Written exercise =>
Pictures should be excluded; otherwise, copy every entry exactly.

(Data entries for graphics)
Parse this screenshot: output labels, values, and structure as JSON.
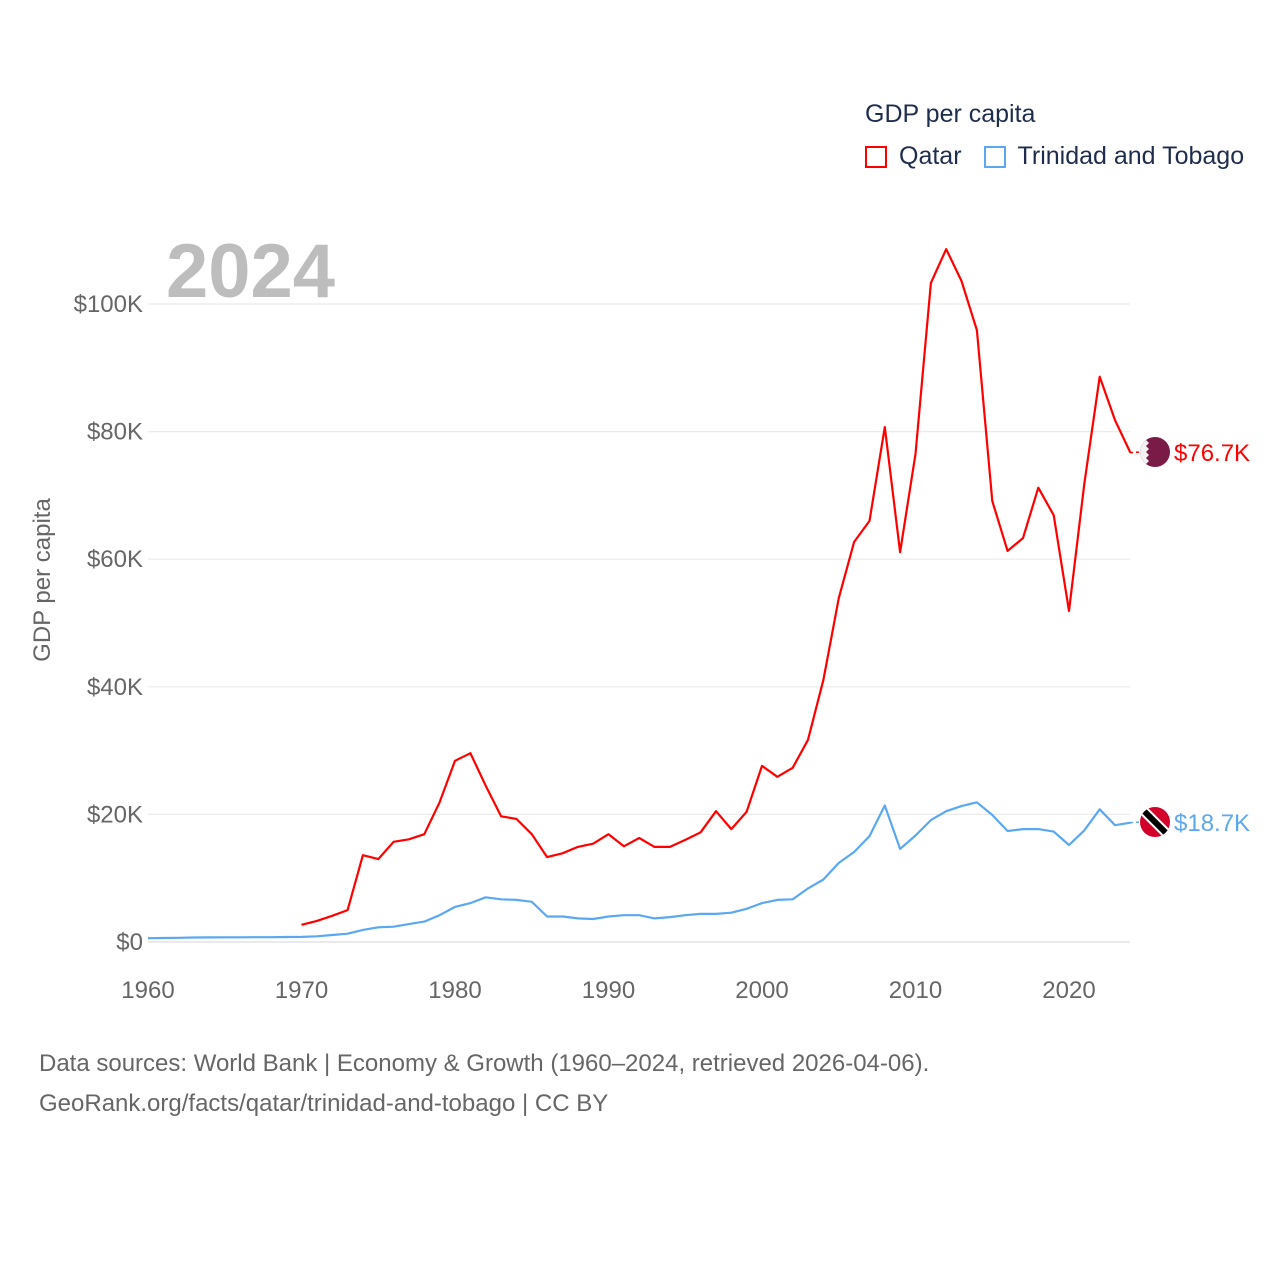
{
  "chart_data": {
    "type": "line",
    "title": "GDP per capita",
    "year_label": "2024",
    "xlabel": "",
    "ylabel": "GDP per capita",
    "xlim": [
      1960,
      2024
    ],
    "ylim": [
      0,
      110
    ],
    "unit": "thousand USD",
    "x_ticks": [
      1960,
      1970,
      1980,
      1990,
      2000,
      2010,
      2020
    ],
    "x_tick_labels": [
      "1960",
      "1970",
      "1980",
      "1990",
      "2000",
      "2010",
      "2020"
    ],
    "y_ticks": [
      0,
      20,
      40,
      60,
      80,
      100
    ],
    "y_tick_labels": [
      "$0",
      "$20K",
      "$40K",
      "$60K",
      "$80K",
      "$100K"
    ],
    "grid": true,
    "legend_position": "top-right",
    "series": [
      {
        "name": "Qatar",
        "color": "#ff0000",
        "end_label": "$76.7K",
        "x": [
          1970,
          1971,
          1972,
          1973,
          1974,
          1975,
          1976,
          1977,
          1978,
          1979,
          1980,
          1981,
          1982,
          1983,
          1984,
          1985,
          1986,
          1987,
          1988,
          1989,
          1990,
          1991,
          1992,
          1993,
          1994,
          1995,
          1996,
          1997,
          1998,
          1999,
          2000,
          2001,
          2002,
          2003,
          2004,
          2005,
          2006,
          2007,
          2008,
          2009,
          2010,
          2011,
          2012,
          2013,
          2014,
          2015,
          2016,
          2017,
          2018,
          2019,
          2020,
          2021,
          2022,
          2023,
          2024
        ],
        "values": [
          2.7,
          3.3,
          4.1,
          5.0,
          13.6,
          13.0,
          15.7,
          16.1,
          16.9,
          21.9,
          28.4,
          29.6,
          24.5,
          19.7,
          19.3,
          16.9,
          13.3,
          13.9,
          14.9,
          15.4,
          16.9,
          15.0,
          16.3,
          14.9,
          14.9,
          16.0,
          17.2,
          20.5,
          17.7,
          20.4,
          27.6,
          25.9,
          27.3,
          31.7,
          41.1,
          53.9,
          62.7,
          66.0,
          80.7,
          61.1,
          76.5,
          103.3,
          108.6,
          103.6,
          95.9,
          69.1,
          61.3,
          63.3,
          71.2,
          66.9,
          51.9,
          71.8,
          88.6,
          81.8,
          76.7
        ]
      },
      {
        "name": "Trinidad and Tobago",
        "color": "#5ba8f0",
        "end_label": "$18.7K",
        "x": [
          1960,
          1961,
          1962,
          1963,
          1964,
          1965,
          1966,
          1967,
          1968,
          1969,
          1970,
          1971,
          1972,
          1973,
          1974,
          1975,
          1976,
          1977,
          1978,
          1979,
          1980,
          1981,
          1982,
          1983,
          1984,
          1985,
          1986,
          1987,
          1988,
          1989,
          1990,
          1991,
          1992,
          1993,
          1994,
          1995,
          1996,
          1997,
          1998,
          1999,
          2000,
          2001,
          2002,
          2003,
          2004,
          2005,
          2006,
          2007,
          2008,
          2009,
          2010,
          2011,
          2012,
          2013,
          2014,
          2015,
          2016,
          2017,
          2018,
          2019,
          2020,
          2021,
          2022,
          2023,
          2024
        ],
        "values": [
          0.6,
          0.63,
          0.66,
          0.7,
          0.72,
          0.74,
          0.74,
          0.76,
          0.76,
          0.78,
          0.8,
          0.9,
          1.1,
          1.3,
          1.9,
          2.3,
          2.4,
          2.8,
          3.2,
          4.2,
          5.5,
          6.1,
          7.0,
          6.7,
          6.6,
          6.3,
          4.0,
          4.0,
          3.7,
          3.6,
          4.0,
          4.2,
          4.2,
          3.7,
          3.9,
          4.2,
          4.4,
          4.4,
          4.6,
          5.2,
          6.1,
          6.6,
          6.7,
          8.4,
          9.8,
          12.4,
          14.1,
          16.6,
          21.4,
          14.6,
          16.7,
          19.1,
          20.5,
          21.3,
          21.9,
          19.9,
          17.4,
          17.7,
          17.7,
          17.3,
          15.2,
          17.5,
          20.8,
          18.3,
          18.7
        ]
      }
    ]
  },
  "source": {
    "line1": "Data sources: World Bank | Economy & Growth (1960–2024, retrieved 2026-04-06).",
    "line2": "GeoRank.org/facts/qatar/trinidad-and-tobago | CC BY"
  }
}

Exercise response =>
Parse this screenshot: output labels, values, and structure as JSON.
{
  "chart_data": {
    "type": "line",
    "title": "GDP per capita",
    "year_label": "2024",
    "xlabel": "",
    "ylabel": "GDP per capita",
    "xlim": [
      1960,
      2024
    ],
    "ylim": [
      0,
      110
    ],
    "unit": "thousand USD",
    "x_ticks": [
      1960,
      1970,
      1980,
      1990,
      2000,
      2010,
      2020
    ],
    "x_tick_labels": [
      "1960",
      "1970",
      "1980",
      "1990",
      "2000",
      "2010",
      "2020"
    ],
    "y_ticks": [
      0,
      20,
      40,
      60,
      80,
      100
    ],
    "y_tick_labels": [
      "$0",
      "$20K",
      "$40K",
      "$60K",
      "$80K",
      "$100K"
    ],
    "grid": true,
    "legend_position": "top-right",
    "series": [
      {
        "name": "Qatar",
        "color": "#ff0000",
        "end_label": "$76.7K",
        "x": [
          1970,
          1971,
          1972,
          1973,
          1974,
          1975,
          1976,
          1977,
          1978,
          1979,
          1980,
          1981,
          1982,
          1983,
          1984,
          1985,
          1986,
          1987,
          1988,
          1989,
          1990,
          1991,
          1992,
          1993,
          1994,
          1995,
          1996,
          1997,
          1998,
          1999,
          2000,
          2001,
          2002,
          2003,
          2004,
          2005,
          2006,
          2007,
          2008,
          2009,
          2010,
          2011,
          2012,
          2013,
          2014,
          2015,
          2016,
          2017,
          2018,
          2019,
          2020,
          2021,
          2022,
          2023,
          2024
        ],
        "values": [
          2.7,
          3.3,
          4.1,
          5.0,
          13.6,
          13.0,
          15.7,
          16.1,
          16.9,
          21.9,
          28.4,
          29.6,
          24.5,
          19.7,
          19.3,
          16.9,
          13.3,
          13.9,
          14.9,
          15.4,
          16.9,
          15.0,
          16.3,
          14.9,
          14.9,
          16.0,
          17.2,
          20.5,
          17.7,
          20.4,
          27.6,
          25.9,
          27.3,
          31.7,
          41.1,
          53.9,
          62.7,
          66.0,
          80.7,
          61.1,
          76.5,
          103.3,
          108.6,
          103.6,
          95.9,
          69.1,
          61.3,
          63.3,
          71.2,
          66.9,
          51.9,
          71.8,
          88.6,
          81.8,
          76.7
        ]
      },
      {
        "name": "Trinidad and Tobago",
        "color": "#5ba8f0",
        "end_label": "$18.7K",
        "x": [
          1960,
          1961,
          1962,
          1963,
          1964,
          1965,
          1966,
          1967,
          1968,
          1969,
          1970,
          1971,
          1972,
          1973,
          1974,
          1975,
          1976,
          1977,
          1978,
          1979,
          1980,
          1981,
          1982,
          1983,
          1984,
          1985,
          1986,
          1987,
          1988,
          1989,
          1990,
          1991,
          1992,
          1993,
          1994,
          1995,
          1996,
          1997,
          1998,
          1999,
          2000,
          2001,
          2002,
          2003,
          2004,
          2005,
          2006,
          2007,
          2008,
          2009,
          2010,
          2011,
          2012,
          2013,
          2014,
          2015,
          2016,
          2017,
          2018,
          2019,
          2020,
          2021,
          2022,
          2023,
          2024
        ],
        "values": [
          0.6,
          0.63,
          0.66,
          0.7,
          0.72,
          0.74,
          0.74,
          0.76,
          0.76,
          0.78,
          0.8,
          0.9,
          1.1,
          1.3,
          1.9,
          2.3,
          2.4,
          2.8,
          3.2,
          4.2,
          5.5,
          6.1,
          7.0,
          6.7,
          6.6,
          6.3,
          4.0,
          4.0,
          3.7,
          3.6,
          4.0,
          4.2,
          4.2,
          3.7,
          3.9,
          4.2,
          4.4,
          4.4,
          4.6,
          5.2,
          6.1,
          6.6,
          6.7,
          8.4,
          9.8,
          12.4,
          14.1,
          16.6,
          21.4,
          14.6,
          16.7,
          19.1,
          20.5,
          21.3,
          21.9,
          19.9,
          17.4,
          17.7,
          17.7,
          17.3,
          15.2,
          17.5,
          20.8,
          18.3,
          18.7
        ]
      }
    ]
  },
  "source": {
    "line1": "Data sources: World Bank | Economy & Growth (1960–2024, retrieved 2026-04-06).",
    "line2": "GeoRank.org/facts/qatar/trinidad-and-tobago | CC BY"
  }
}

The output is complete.